Figure record extracts
Begin

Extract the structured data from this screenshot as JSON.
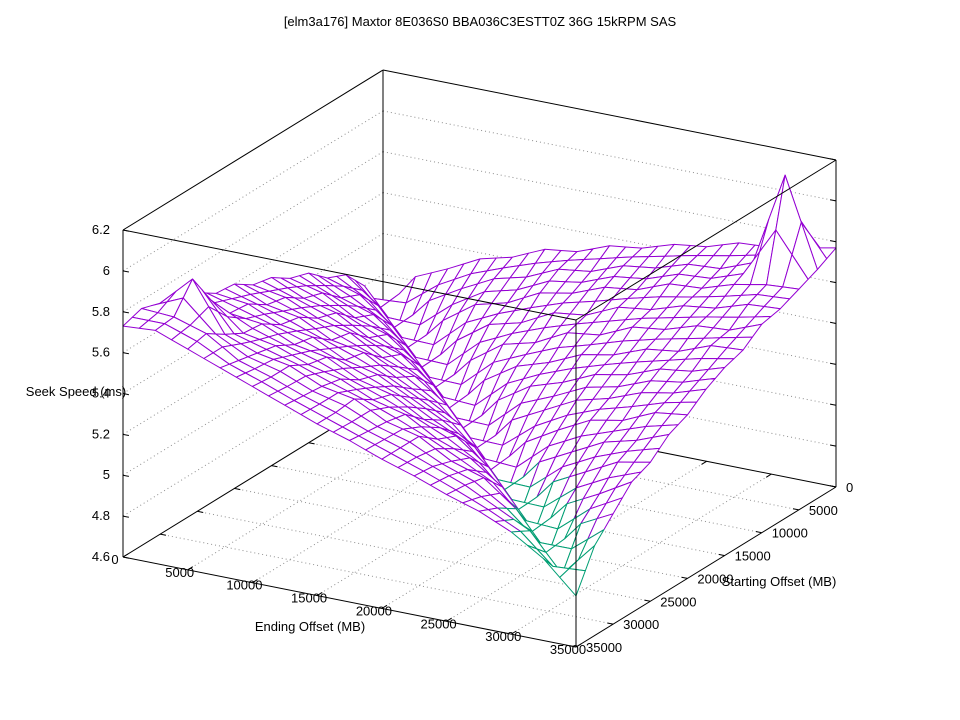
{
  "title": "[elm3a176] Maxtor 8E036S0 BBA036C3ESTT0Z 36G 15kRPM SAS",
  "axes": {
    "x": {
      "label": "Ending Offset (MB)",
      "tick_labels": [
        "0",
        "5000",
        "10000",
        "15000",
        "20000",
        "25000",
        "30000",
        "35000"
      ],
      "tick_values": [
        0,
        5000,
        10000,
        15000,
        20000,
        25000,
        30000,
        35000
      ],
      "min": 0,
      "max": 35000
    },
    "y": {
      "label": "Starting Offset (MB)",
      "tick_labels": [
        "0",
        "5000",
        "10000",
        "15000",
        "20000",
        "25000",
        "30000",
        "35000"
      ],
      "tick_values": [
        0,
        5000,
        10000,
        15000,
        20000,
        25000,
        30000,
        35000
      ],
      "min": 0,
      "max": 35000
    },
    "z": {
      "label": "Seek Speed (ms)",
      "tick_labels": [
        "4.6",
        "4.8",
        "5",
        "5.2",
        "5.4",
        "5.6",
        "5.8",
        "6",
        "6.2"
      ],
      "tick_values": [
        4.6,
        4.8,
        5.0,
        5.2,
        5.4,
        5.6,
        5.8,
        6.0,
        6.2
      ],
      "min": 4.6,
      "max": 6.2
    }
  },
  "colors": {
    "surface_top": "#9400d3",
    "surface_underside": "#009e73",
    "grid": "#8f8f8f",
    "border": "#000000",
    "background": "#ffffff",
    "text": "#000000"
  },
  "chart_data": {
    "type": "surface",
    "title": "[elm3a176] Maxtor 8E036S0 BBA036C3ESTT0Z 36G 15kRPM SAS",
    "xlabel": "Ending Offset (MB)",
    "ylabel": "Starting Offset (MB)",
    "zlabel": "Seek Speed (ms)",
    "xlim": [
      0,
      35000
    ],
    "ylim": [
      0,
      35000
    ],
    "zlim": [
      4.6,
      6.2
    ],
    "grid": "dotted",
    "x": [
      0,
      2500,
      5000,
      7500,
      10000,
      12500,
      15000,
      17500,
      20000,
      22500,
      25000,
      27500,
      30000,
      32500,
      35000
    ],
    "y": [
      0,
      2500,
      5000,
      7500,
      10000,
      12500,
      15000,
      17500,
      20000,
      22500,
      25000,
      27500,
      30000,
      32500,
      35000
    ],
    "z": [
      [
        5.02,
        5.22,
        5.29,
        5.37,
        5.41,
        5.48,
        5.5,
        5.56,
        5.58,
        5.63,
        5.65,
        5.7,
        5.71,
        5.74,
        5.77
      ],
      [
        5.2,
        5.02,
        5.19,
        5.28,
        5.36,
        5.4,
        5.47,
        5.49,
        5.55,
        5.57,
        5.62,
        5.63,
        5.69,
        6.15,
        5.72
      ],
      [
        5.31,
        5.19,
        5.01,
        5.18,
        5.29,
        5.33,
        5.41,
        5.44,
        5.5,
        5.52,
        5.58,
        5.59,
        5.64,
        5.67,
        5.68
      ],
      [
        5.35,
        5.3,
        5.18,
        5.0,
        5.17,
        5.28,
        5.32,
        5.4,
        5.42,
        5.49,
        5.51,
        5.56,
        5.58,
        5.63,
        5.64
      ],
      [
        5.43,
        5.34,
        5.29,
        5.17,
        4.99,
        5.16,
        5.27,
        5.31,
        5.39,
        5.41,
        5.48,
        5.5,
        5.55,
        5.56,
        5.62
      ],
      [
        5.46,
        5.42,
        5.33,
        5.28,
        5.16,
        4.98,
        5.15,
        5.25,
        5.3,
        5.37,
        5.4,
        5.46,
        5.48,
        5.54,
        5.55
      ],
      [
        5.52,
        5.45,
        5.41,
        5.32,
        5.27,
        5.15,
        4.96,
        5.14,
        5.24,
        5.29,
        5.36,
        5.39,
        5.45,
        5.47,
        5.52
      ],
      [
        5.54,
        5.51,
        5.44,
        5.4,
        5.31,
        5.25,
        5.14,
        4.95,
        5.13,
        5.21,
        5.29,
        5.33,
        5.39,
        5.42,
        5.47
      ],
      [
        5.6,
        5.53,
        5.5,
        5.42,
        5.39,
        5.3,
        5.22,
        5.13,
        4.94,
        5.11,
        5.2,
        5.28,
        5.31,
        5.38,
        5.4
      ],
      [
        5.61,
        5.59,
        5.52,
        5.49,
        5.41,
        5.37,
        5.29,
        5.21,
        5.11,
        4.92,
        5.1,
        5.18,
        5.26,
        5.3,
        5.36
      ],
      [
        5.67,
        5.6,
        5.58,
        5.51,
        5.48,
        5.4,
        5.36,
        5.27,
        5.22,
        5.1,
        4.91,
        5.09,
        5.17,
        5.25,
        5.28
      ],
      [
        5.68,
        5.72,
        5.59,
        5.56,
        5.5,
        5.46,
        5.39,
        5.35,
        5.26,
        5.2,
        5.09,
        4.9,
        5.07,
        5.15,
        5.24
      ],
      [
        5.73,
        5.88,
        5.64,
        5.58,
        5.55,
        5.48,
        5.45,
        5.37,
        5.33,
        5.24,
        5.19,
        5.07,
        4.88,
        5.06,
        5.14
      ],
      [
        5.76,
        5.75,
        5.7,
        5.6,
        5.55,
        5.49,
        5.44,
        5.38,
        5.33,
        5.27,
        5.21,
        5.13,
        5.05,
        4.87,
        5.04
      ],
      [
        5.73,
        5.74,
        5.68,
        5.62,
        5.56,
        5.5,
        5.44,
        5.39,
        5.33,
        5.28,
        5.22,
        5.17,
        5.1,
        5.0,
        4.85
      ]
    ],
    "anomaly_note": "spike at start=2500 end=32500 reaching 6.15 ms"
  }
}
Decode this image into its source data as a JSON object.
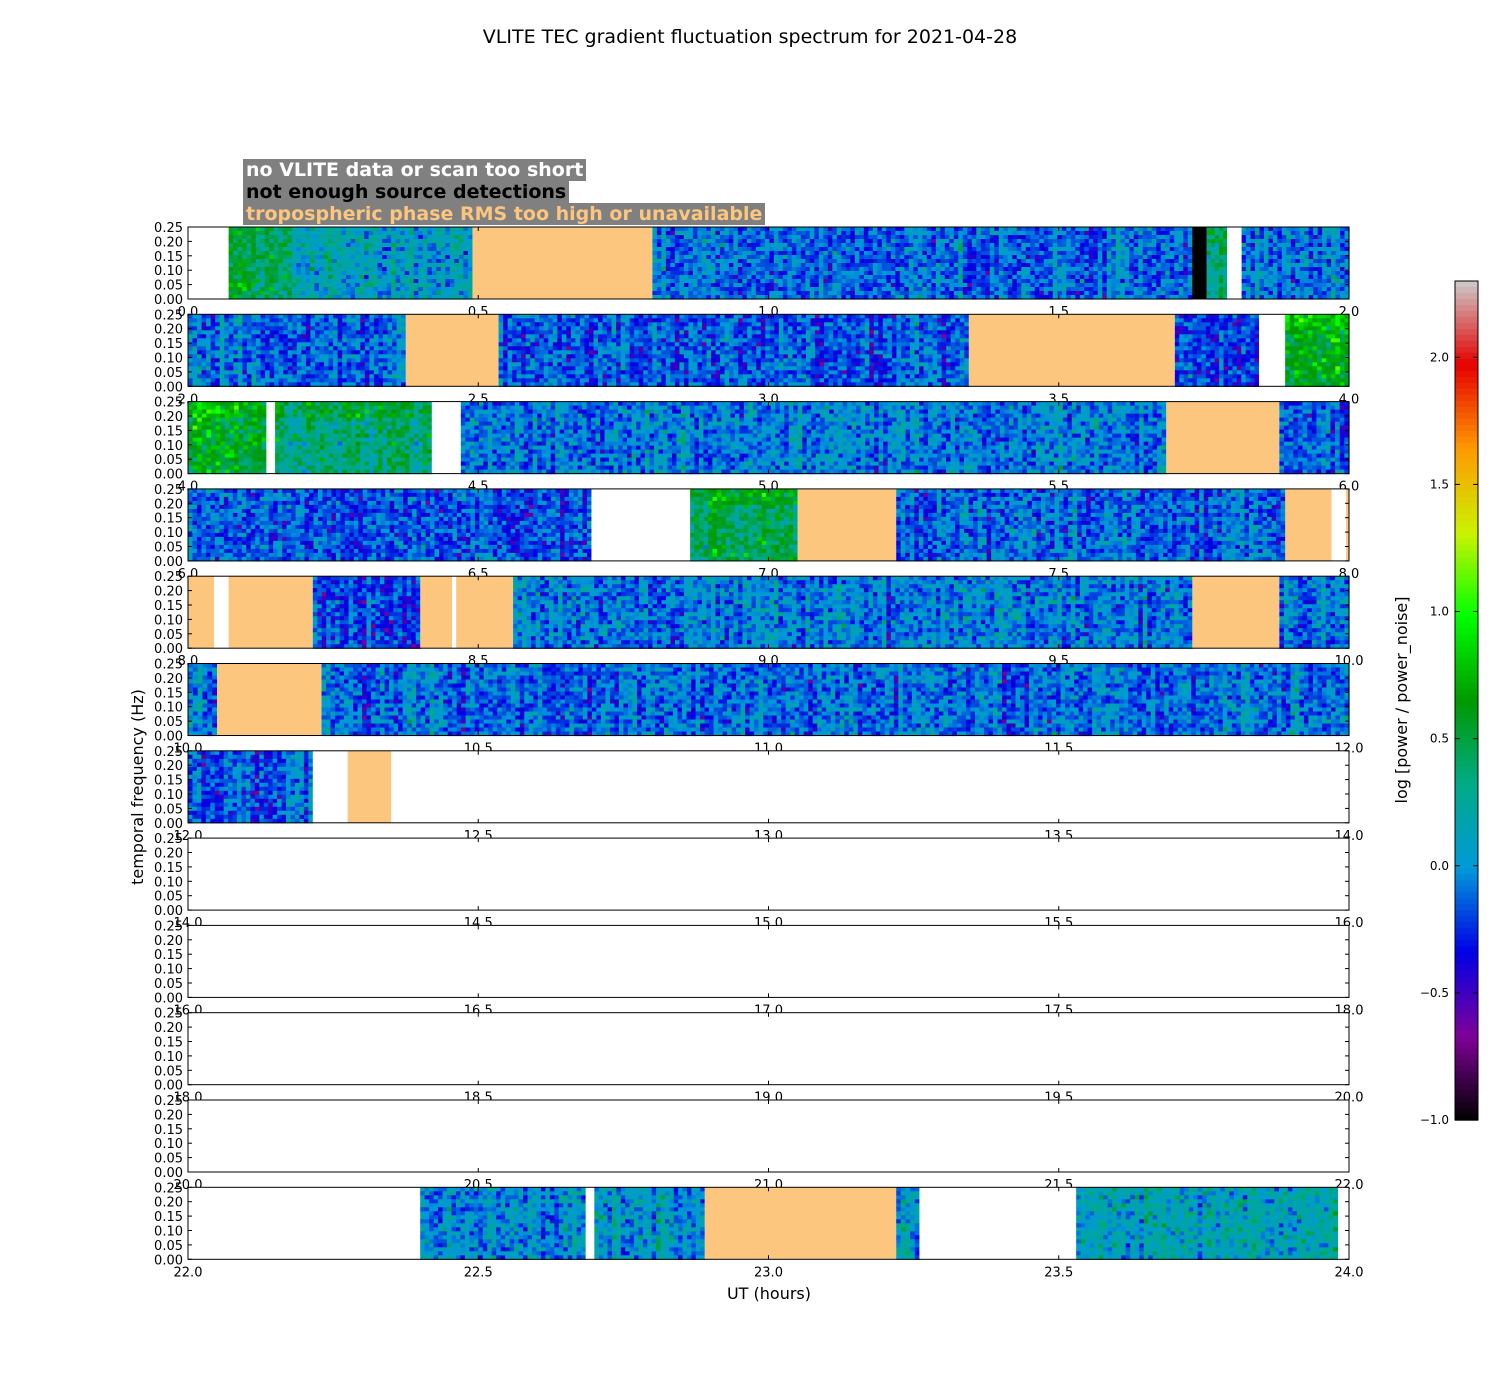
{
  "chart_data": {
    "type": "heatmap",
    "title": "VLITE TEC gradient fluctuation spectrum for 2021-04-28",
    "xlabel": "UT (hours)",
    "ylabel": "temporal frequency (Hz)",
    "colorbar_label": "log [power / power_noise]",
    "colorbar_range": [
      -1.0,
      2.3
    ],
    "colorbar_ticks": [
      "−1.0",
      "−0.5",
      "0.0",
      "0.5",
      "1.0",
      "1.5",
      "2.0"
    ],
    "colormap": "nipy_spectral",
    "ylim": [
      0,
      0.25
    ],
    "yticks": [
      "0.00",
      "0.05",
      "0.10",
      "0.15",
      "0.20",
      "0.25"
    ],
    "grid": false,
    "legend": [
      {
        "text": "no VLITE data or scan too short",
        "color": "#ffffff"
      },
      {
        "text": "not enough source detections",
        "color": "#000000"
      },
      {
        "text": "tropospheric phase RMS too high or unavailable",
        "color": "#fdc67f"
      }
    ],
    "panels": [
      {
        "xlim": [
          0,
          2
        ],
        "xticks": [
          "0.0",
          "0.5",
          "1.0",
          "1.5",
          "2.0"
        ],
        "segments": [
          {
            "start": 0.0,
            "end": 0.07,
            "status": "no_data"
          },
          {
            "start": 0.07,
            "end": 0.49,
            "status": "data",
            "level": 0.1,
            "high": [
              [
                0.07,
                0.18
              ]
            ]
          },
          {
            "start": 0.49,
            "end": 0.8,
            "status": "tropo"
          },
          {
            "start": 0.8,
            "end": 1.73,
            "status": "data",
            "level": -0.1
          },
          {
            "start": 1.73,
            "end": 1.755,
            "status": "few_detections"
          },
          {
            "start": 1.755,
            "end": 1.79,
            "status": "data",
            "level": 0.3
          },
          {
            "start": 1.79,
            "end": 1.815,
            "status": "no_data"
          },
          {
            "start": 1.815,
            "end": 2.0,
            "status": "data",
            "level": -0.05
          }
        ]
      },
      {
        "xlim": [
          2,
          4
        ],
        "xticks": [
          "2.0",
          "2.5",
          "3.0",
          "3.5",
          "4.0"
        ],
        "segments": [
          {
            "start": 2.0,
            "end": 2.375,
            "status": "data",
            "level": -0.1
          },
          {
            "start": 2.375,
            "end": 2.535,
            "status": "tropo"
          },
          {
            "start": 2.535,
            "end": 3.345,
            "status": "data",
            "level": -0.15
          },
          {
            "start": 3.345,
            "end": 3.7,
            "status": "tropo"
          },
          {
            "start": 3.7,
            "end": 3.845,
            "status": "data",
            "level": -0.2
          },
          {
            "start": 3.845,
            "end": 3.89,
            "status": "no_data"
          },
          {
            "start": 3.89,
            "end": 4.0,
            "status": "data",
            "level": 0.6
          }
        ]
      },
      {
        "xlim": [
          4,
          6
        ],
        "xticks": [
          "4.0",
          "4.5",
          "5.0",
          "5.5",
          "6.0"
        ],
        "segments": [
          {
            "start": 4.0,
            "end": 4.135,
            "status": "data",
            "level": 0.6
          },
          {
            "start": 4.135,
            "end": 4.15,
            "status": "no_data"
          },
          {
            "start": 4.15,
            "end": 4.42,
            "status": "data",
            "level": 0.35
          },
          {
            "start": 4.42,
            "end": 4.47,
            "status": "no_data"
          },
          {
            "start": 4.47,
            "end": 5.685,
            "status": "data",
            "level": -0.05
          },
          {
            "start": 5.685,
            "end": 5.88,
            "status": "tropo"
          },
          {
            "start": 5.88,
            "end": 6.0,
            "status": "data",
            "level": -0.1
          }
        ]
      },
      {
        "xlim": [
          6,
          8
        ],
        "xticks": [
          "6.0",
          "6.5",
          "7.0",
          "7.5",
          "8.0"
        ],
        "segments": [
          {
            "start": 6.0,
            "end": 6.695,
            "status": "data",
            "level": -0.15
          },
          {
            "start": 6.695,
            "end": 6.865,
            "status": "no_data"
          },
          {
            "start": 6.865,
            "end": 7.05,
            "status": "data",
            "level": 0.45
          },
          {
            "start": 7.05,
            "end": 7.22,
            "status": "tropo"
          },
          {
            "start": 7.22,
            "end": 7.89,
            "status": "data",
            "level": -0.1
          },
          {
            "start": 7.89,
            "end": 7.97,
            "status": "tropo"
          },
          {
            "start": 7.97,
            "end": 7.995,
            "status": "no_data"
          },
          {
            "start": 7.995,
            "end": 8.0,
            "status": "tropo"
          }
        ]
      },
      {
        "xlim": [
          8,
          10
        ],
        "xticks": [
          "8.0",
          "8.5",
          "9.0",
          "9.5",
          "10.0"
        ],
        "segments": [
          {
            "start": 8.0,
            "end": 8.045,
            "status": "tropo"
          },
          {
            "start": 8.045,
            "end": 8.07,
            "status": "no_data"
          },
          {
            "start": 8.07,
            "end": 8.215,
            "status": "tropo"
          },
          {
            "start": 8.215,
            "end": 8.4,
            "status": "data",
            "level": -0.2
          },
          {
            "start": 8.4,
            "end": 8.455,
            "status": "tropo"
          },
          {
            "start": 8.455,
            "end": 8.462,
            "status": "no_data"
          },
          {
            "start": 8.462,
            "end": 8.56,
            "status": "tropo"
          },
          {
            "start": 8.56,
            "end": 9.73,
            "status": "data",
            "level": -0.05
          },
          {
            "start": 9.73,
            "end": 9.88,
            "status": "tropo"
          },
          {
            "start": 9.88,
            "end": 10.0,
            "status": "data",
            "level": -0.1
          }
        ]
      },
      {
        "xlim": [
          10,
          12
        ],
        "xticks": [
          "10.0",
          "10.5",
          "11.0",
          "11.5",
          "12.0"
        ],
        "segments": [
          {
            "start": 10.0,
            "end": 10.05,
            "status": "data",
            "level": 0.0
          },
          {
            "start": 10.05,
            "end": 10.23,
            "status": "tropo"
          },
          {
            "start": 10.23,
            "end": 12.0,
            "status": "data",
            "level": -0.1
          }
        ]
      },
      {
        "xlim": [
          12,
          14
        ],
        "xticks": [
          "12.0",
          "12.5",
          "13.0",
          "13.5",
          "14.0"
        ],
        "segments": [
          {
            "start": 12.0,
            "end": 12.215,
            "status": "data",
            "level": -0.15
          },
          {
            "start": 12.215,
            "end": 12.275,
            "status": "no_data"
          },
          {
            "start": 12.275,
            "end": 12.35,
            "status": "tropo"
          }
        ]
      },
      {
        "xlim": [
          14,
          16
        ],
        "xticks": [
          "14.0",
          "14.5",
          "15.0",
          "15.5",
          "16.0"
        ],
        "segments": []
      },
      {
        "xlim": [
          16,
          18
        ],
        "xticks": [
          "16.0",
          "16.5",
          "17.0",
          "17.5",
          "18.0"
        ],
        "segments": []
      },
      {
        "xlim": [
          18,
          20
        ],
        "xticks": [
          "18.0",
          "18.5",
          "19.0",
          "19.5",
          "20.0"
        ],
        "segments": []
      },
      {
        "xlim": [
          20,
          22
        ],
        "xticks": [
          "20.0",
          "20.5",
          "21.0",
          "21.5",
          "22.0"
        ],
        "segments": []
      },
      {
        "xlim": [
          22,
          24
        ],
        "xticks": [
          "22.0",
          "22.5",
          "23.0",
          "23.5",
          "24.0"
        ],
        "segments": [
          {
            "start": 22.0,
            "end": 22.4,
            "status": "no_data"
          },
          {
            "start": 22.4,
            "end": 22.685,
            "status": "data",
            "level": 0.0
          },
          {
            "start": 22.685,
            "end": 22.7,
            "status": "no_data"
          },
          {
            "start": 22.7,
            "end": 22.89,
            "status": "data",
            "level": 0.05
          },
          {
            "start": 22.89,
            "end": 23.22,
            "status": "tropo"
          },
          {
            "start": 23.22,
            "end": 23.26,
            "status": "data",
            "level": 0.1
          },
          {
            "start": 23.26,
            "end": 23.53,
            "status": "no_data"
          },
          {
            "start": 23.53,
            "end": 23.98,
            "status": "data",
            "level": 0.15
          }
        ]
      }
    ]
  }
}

End

**What is being asked**
From the entries above, pull out each line that includes "ylabel".

**Problem solution**
    "ylabel": "Starting Offset (MB)",
    "ylabel": "temporal frequency (Hz)",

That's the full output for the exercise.